#### Exercise requirements:
Can you quote exactly the stretch of lines from the one with "What text is on this page?" through the final line of the material, both ends included?

#### Source records:
______

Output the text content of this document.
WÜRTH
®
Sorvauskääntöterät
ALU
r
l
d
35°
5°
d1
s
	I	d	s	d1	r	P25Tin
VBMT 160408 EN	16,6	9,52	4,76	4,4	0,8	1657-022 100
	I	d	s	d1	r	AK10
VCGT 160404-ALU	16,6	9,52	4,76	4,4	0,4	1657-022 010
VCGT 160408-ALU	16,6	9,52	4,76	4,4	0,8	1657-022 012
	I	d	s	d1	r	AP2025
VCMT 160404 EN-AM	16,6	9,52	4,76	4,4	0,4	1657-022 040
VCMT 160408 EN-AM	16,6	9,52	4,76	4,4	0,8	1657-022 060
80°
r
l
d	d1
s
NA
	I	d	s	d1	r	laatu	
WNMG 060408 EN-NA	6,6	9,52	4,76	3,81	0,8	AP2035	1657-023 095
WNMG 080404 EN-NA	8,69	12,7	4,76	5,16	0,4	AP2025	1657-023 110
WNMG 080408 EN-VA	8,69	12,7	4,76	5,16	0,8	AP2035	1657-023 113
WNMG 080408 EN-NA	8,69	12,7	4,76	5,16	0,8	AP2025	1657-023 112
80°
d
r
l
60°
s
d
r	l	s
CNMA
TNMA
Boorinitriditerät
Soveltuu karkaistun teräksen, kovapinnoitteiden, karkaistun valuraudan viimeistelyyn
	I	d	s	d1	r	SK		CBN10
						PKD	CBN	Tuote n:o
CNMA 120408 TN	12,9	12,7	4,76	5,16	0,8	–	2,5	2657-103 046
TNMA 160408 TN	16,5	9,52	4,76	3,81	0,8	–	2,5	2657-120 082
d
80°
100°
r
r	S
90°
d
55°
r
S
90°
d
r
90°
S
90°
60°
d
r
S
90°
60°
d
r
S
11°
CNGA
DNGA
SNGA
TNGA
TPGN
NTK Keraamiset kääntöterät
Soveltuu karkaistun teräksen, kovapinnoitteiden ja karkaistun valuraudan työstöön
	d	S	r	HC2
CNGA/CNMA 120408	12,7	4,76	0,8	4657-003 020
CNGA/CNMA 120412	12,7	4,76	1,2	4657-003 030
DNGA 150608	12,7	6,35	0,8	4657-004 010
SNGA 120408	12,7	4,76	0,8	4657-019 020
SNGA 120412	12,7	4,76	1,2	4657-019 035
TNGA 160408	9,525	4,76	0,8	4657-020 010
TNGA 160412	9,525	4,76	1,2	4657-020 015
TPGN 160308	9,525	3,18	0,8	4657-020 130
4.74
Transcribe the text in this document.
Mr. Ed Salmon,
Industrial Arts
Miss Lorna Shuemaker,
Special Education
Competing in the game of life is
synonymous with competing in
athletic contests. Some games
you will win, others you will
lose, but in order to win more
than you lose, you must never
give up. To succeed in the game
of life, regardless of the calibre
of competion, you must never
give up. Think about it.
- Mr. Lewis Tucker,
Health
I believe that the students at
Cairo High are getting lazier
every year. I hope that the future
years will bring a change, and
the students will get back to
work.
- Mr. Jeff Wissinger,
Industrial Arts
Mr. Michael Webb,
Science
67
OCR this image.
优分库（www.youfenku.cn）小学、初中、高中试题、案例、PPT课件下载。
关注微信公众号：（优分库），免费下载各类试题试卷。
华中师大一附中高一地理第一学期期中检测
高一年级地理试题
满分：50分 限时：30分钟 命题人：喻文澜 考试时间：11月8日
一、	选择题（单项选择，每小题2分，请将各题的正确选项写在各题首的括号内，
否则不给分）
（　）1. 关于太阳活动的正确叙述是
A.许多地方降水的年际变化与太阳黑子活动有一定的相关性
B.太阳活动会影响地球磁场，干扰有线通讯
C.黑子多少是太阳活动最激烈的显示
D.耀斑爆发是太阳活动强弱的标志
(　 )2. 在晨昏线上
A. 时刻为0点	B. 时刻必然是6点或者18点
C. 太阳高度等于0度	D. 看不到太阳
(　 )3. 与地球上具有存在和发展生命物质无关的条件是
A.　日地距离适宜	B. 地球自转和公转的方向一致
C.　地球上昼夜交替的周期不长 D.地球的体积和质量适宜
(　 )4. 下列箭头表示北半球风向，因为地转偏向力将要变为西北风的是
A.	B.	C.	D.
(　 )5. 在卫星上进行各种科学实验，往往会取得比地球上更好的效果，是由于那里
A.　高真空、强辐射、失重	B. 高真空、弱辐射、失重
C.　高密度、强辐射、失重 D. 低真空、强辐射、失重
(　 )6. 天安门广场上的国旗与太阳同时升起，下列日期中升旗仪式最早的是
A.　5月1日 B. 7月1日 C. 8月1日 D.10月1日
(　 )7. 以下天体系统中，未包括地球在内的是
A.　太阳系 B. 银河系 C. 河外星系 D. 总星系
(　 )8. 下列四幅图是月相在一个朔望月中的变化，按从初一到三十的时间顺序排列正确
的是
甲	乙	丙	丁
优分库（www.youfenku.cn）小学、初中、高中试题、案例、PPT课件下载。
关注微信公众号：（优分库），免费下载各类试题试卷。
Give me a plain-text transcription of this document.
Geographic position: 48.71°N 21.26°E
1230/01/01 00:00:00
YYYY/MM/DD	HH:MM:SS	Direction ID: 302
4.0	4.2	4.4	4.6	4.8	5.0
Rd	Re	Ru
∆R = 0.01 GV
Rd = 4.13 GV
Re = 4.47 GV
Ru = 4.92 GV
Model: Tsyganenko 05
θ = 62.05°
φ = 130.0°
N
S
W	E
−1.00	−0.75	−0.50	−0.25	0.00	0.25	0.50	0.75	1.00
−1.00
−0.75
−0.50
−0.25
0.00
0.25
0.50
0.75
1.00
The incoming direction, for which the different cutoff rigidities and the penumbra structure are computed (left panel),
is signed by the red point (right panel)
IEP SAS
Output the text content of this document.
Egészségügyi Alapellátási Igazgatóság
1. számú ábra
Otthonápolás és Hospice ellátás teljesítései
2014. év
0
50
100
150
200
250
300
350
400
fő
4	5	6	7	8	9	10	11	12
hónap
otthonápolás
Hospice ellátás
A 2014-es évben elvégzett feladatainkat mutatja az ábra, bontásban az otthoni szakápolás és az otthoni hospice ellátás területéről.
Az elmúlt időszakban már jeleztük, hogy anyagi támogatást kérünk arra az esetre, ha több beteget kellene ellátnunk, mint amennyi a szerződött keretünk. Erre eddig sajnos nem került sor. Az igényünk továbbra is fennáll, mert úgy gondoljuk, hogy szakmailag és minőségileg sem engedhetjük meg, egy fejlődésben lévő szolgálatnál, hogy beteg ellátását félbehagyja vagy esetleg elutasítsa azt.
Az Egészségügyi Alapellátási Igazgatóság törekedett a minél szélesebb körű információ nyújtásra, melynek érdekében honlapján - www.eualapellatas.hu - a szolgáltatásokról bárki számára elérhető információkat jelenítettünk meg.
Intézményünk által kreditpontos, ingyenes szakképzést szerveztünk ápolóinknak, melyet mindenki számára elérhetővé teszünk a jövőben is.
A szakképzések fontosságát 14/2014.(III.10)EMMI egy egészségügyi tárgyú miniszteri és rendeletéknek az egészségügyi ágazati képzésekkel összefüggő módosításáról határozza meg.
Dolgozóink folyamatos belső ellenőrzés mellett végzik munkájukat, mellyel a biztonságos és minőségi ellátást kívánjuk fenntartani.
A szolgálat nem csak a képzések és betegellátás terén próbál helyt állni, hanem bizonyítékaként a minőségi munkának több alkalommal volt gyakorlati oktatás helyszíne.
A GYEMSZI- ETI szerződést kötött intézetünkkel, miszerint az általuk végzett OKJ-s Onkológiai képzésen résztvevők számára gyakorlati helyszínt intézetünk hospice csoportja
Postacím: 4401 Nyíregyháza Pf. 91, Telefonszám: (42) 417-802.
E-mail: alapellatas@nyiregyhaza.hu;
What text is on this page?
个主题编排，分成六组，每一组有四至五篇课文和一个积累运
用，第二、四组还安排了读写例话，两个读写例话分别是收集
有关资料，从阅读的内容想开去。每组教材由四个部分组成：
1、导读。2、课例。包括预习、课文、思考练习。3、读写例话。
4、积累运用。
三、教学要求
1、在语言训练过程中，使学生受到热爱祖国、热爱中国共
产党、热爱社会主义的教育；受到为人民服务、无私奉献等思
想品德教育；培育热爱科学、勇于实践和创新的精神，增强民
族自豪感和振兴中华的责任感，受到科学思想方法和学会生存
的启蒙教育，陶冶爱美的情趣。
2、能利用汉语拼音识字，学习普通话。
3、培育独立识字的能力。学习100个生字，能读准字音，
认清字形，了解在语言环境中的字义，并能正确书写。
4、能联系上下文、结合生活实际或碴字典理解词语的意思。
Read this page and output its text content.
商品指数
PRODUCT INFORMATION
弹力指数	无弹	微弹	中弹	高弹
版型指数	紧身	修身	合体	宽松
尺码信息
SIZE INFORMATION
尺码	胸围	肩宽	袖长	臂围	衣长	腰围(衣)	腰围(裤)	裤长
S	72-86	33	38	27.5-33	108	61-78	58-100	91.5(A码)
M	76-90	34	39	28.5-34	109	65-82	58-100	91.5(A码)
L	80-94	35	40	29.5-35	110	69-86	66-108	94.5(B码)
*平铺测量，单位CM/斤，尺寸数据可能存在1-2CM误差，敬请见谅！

______

#### Written answer:
What text is on this page?
个主题编排，分成六组，每一组有四至五篇课文和一个积累运
用，第二、四组还安排了读写例话，两个读写例话分别是收集
有关资料，从阅读的内容想开去。每组教材由四个部分组成：
1、导读。2、课例。包括预习、课文、思考练习。3、读写例话。
4、积累运用。
三、教学要求
1、在语言训练过程中，使学生受到热爱祖国、热爱中国共
产党、热爱社会主义的教育；受到为人民服务、无私奉献等思
想品德教育；培育热爱科学、勇于实践和创新的精神，增强民
族自豪感和振兴中华的责任感，受到科学思想方法和学会生存
的启蒙教育，陶冶爱美的情趣。
2、能利用汉语拼音识字，学习普通话。
3、培育独立识字的能力。学习100个生字，能读准字音，
认清字形，了解在语言环境中的字义，并能正确书写。
4、能联系上下文、结合生活实际或碴字典理解词语的意思。
Read this page and output its text content.
商品指数
PRODUCT INFORMATION
弹力指数	无弹	微弹	中弹	高弹
版型指数	紧身	修身	合体	宽松
尺码信息
SIZE INFORMATION
尺码	胸围	肩宽	袖长	臂围	衣长	腰围(衣)	腰围(裤)	裤长
S	72-86	33	38	27.5-33	108	61-78	58-100	91.5(A码)
M	76-90	34	39	28.5-34	109	65-82	58-100	91.5(A码)
L	80-94	35	40	29.5-35	110	69-86	66-108	94.5(B码)
*平铺测量，单位CM/斤，尺寸数据可能存在1-2CM误差，敬请见谅！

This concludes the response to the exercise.